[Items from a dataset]
┏━━
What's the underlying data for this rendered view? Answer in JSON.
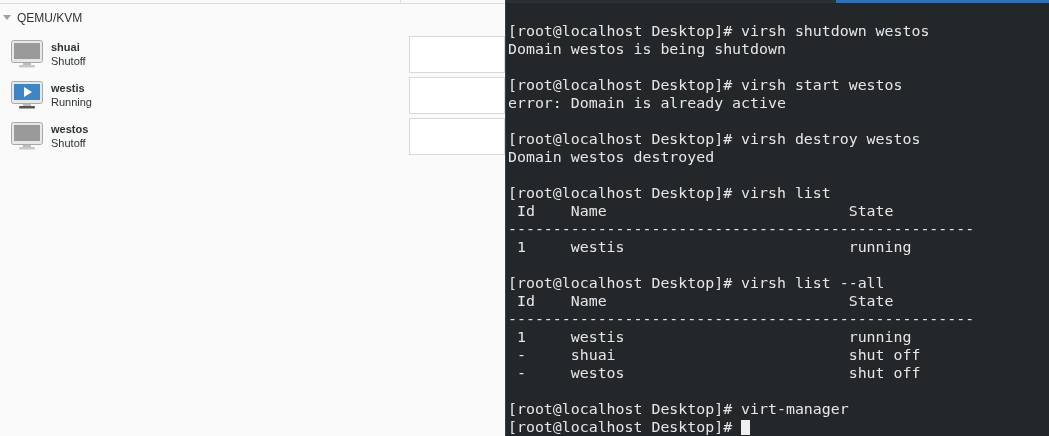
{
  "connection": {
    "label": "QEMU/KVM",
    "expanded": true
  },
  "vms": [
    {
      "name": "shuai",
      "status": "Shutoff",
      "running": false
    },
    {
      "name": "westis",
      "status": "Running",
      "running": true
    },
    {
      "name": "westos",
      "status": "Shutoff",
      "running": false
    }
  ],
  "terminal": {
    "blocks": [
      {
        "lines": [
          "[root@localhost Desktop]# virsh shutdown westos",
          "Domain westos is being shutdown"
        ]
      },
      {
        "lines": [
          "[root@localhost Desktop]# virsh start westos",
          "error: Domain is already active"
        ]
      },
      {
        "lines": [
          "[root@localhost Desktop]# virsh destroy westos",
          "Domain westos destroyed"
        ]
      },
      {
        "lines": [
          "[root@localhost Desktop]# virsh list",
          " Id    Name                           State",
          "----------------------------------------------------",
          " 1     westis                         running"
        ]
      },
      {
        "lines": [
          "[root@localhost Desktop]# virsh list --all",
          " Id    Name                           State",
          "----------------------------------------------------",
          " 1     westis                         running",
          " -     shuai                          shut off",
          " -     westos                         shut off"
        ]
      },
      {
        "lines": [
          "[root@localhost Desktop]# virt-manager",
          "[root@localhost Desktop]#"
        ],
        "cursor": true
      }
    ]
  }
}
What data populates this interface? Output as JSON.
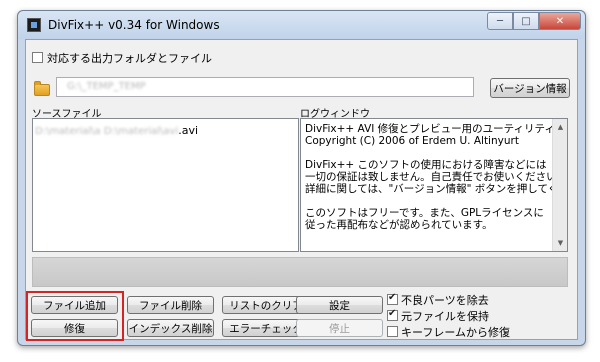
┗━━
Written problem: Only lines with the word "true" should be collected from the material.

Output of the task:
    "expanded": true
      "running": true
        "cursor": true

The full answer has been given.